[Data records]
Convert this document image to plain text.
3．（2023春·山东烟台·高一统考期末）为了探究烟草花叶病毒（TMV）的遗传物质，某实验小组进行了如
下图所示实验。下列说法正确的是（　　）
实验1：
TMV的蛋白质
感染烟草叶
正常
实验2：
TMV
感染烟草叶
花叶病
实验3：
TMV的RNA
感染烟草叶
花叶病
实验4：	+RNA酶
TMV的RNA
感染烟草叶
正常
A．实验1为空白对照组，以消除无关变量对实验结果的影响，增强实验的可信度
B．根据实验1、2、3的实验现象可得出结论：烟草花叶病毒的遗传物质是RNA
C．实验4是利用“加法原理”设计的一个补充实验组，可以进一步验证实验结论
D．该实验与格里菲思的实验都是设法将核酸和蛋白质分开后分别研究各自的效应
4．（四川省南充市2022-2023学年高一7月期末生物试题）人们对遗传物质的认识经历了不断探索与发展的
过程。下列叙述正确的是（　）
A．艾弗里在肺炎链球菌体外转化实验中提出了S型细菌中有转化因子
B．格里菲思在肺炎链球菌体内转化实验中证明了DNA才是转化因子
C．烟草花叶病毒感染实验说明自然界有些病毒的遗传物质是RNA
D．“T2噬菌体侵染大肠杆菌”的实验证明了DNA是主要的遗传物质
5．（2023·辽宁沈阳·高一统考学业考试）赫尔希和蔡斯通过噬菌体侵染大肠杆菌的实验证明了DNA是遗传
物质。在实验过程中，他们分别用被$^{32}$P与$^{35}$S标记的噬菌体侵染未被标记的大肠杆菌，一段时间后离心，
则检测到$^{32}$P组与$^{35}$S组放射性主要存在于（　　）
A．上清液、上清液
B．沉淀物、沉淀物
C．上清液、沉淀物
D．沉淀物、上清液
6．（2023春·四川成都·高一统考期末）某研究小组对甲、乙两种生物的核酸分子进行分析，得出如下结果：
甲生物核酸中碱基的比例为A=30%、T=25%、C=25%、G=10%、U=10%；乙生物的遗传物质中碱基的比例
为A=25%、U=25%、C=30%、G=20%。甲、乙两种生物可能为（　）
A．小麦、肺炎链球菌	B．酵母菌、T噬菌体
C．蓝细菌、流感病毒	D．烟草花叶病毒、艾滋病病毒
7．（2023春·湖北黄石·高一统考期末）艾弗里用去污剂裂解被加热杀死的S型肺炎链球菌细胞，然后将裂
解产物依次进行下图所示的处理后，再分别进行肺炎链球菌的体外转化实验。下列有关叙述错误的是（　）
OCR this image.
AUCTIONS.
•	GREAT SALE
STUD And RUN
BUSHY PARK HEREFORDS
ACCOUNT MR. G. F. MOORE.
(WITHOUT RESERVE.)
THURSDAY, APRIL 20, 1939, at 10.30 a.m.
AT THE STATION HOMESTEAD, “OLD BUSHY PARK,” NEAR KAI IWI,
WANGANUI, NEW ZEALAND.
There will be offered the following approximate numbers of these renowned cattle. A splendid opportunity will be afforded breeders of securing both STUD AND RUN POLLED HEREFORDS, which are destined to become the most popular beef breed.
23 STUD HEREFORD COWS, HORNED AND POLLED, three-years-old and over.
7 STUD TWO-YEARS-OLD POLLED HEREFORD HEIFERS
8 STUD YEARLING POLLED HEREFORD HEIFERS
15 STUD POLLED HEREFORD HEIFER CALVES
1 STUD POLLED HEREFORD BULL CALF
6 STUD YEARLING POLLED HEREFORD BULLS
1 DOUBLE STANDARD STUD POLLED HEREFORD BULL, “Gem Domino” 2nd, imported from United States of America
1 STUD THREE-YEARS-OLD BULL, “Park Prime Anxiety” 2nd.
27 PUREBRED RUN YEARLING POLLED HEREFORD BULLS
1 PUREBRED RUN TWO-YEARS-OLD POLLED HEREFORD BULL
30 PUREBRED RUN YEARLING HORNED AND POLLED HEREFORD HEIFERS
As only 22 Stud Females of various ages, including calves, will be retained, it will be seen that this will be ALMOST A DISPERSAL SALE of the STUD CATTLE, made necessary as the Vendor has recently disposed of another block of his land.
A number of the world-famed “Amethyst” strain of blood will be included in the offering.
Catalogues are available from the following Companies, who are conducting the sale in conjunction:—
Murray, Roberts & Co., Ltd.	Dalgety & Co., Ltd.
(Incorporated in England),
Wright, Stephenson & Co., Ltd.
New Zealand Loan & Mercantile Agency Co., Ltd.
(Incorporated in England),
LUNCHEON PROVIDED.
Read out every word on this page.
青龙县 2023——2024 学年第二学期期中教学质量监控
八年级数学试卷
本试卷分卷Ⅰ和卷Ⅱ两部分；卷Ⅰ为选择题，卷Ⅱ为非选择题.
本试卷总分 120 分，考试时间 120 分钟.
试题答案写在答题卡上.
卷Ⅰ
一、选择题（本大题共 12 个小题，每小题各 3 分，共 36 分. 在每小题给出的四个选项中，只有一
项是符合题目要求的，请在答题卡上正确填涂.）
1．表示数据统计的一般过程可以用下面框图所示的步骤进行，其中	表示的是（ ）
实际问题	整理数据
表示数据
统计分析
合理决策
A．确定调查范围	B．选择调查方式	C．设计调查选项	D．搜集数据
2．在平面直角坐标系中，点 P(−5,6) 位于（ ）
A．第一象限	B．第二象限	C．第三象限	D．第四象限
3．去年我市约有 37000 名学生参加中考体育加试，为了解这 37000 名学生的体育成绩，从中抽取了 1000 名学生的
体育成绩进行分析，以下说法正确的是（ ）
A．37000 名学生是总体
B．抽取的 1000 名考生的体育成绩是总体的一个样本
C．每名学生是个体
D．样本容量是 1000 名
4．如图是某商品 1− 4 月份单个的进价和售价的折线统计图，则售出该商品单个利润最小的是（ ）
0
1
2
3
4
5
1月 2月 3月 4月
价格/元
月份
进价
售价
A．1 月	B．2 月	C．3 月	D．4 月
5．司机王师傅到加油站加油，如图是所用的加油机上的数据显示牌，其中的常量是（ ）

GOAL OF THE EXERCISE | Quote only the lines from the line containing "Read out every word on this page." through the end of the listing, please, keeping both the first and the last line.

ANSWER TO THE EXERCISE |
Read out every word on this page.
青龙县 2023——2024 学年第二学期期中教学质量监控
八年级数学试卷
本试卷分卷Ⅰ和卷Ⅱ两部分；卷Ⅰ为选择题，卷Ⅱ为非选择题.
本试卷总分 120 分，考试时间 120 分钟.
试题答案写在答题卡上.
卷Ⅰ
一、选择题（本大题共 12 个小题，每小题各 3 分，共 36 分. 在每小题给出的四个选项中，只有一
项是符合题目要求的，请在答题卡上正确填涂.）
1．表示数据统计的一般过程可以用下面框图所示的步骤进行，其中	表示的是（ ）
实际问题	整理数据
表示数据
统计分析
合理决策
A．确定调查范围	B．选择调查方式	C．设计调查选项	D．搜集数据
2．在平面直角坐标系中，点 P(−5,6) 位于（ ）
A．第一象限	B．第二象限	C．第三象限	D．第四象限
3．去年我市约有 37000 名学生参加中考体育加试，为了解这 37000 名学生的体育成绩，从中抽取了 1000 名学生的
体育成绩进行分析，以下说法正确的是（ ）
A．37000 名学生是总体
B．抽取的 1000 名考生的体育成绩是总体的一个样本
C．每名学生是个体
D．样本容量是 1000 名
4．如图是某商品 1− 4 月份单个的进价和售价的折线统计图，则售出该商品单个利润最小的是（ ）
0
1
2
3
4
5
1月 2月 3月 4月
价格/元
月份
进价
售价
A．1 月	B．2 月	C．3 月	D．4 月
5．司机王师傅到加油站加油，如图是所用的加油机上的数据显示牌，其中的常量是（ ）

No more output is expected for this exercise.